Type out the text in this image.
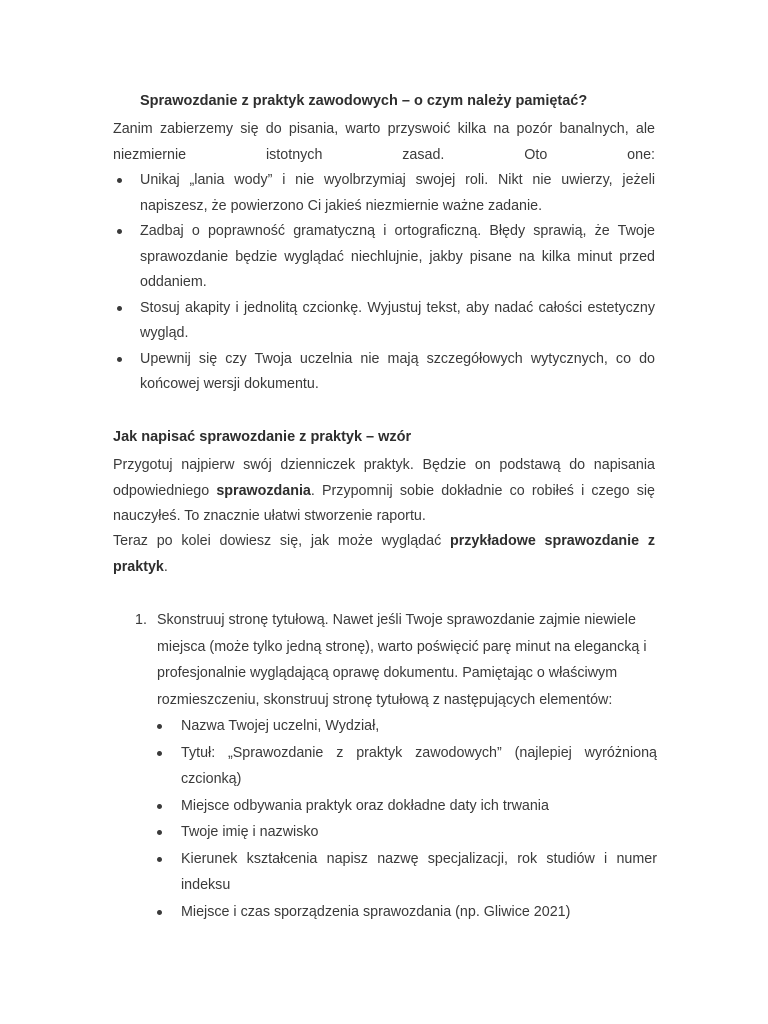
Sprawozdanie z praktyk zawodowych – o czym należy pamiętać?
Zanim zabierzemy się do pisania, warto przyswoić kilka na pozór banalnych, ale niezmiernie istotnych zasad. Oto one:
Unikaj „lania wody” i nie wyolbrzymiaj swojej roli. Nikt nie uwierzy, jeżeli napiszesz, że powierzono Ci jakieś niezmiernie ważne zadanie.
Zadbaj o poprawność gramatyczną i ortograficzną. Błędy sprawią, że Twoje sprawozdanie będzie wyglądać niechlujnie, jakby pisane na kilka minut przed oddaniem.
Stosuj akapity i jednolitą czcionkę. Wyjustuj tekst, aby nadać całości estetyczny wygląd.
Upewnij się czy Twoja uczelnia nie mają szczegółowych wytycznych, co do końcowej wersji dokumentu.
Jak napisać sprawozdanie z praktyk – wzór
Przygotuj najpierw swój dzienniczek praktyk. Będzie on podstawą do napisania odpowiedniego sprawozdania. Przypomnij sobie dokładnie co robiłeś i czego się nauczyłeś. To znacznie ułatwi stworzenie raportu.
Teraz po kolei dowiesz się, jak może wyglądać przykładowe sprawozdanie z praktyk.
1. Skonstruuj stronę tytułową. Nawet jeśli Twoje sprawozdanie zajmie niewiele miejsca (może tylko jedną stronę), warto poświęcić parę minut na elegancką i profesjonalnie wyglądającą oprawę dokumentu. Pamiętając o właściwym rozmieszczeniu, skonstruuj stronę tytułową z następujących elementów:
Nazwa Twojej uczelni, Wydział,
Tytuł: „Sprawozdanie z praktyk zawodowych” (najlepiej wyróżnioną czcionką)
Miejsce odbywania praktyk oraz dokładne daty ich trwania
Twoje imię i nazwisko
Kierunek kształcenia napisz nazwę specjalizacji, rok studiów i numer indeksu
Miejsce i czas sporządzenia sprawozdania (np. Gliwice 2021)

# EXERCISE DESCRIPTION
Return every line above in which the string "niezmiernie" occurs.

# RIGHT ANSWER
Zanim zabierzemy się do pisania, warto przyswoić kilka na pozór banalnych, ale niezmiernie istotnych zasad. Oto one:
Unikaj „lania wody” i nie wyolbrzymiaj swojej roli. Nikt nie uwierzy, jeżeli napiszesz, że powierzono Ci jakieś niezmiernie ważne zadanie.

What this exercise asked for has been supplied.